| AIM OF THE EXERCISE |
Scan the lines below; pull out those with "video".

| INPUT ROWS |
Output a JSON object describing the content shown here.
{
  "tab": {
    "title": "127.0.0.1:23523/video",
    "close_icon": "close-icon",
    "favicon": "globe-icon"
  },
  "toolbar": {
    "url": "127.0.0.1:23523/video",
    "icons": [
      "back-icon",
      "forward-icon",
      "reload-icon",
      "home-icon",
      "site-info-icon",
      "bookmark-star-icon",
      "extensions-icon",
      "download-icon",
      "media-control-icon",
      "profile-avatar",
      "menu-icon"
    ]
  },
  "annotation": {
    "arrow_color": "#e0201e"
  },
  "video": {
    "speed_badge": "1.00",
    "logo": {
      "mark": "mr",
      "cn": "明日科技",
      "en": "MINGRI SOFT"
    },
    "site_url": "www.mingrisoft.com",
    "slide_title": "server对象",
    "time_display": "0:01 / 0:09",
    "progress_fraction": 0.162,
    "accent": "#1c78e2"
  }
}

| RESPONSE TO THIS EXERCISE |
    "title": "127.0.0.1:23523/video",
    "url": "127.0.0.1:23523/video",
  "video": {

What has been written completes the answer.